Excerpts from a dataset:

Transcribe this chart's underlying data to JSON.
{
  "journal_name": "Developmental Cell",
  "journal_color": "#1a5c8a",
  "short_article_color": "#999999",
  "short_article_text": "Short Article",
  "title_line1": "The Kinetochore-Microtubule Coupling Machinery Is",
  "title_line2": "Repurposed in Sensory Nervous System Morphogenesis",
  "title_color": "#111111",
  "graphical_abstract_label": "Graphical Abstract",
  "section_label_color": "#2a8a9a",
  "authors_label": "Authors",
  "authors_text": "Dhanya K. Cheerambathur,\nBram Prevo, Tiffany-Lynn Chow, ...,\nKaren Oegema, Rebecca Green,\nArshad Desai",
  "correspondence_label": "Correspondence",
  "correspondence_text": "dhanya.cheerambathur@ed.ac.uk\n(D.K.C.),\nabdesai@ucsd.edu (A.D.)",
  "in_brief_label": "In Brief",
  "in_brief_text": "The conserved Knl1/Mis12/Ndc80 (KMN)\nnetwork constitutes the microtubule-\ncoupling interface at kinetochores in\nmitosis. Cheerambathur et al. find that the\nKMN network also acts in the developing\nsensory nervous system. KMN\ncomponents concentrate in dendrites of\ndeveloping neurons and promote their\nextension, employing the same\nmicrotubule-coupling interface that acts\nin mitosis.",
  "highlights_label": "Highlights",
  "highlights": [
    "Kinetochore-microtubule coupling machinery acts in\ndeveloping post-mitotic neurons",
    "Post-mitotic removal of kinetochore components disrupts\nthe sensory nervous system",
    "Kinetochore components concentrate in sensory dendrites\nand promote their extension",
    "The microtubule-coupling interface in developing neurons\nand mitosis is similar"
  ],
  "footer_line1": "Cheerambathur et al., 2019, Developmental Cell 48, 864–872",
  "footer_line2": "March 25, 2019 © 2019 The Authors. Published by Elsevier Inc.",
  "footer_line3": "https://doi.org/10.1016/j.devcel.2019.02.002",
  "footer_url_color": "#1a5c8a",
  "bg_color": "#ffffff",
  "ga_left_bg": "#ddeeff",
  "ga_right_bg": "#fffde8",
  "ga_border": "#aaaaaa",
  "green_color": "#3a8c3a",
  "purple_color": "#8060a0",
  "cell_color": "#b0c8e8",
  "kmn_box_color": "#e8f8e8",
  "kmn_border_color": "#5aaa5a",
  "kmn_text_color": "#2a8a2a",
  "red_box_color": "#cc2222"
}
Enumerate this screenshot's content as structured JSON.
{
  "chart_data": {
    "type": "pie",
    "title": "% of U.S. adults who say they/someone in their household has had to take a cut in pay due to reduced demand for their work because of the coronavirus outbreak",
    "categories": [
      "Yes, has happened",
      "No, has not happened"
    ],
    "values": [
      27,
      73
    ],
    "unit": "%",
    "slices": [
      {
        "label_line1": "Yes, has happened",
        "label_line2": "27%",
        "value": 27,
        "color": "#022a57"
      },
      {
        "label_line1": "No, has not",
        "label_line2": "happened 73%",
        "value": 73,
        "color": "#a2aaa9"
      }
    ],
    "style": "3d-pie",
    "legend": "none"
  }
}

** Problem description **
Go through the records above, find every line with the word "JSON", and list those lines.

** Result below **
Transcribe this chart's underlying data to JSON.
Enumerate this screenshot's content as structured JSON.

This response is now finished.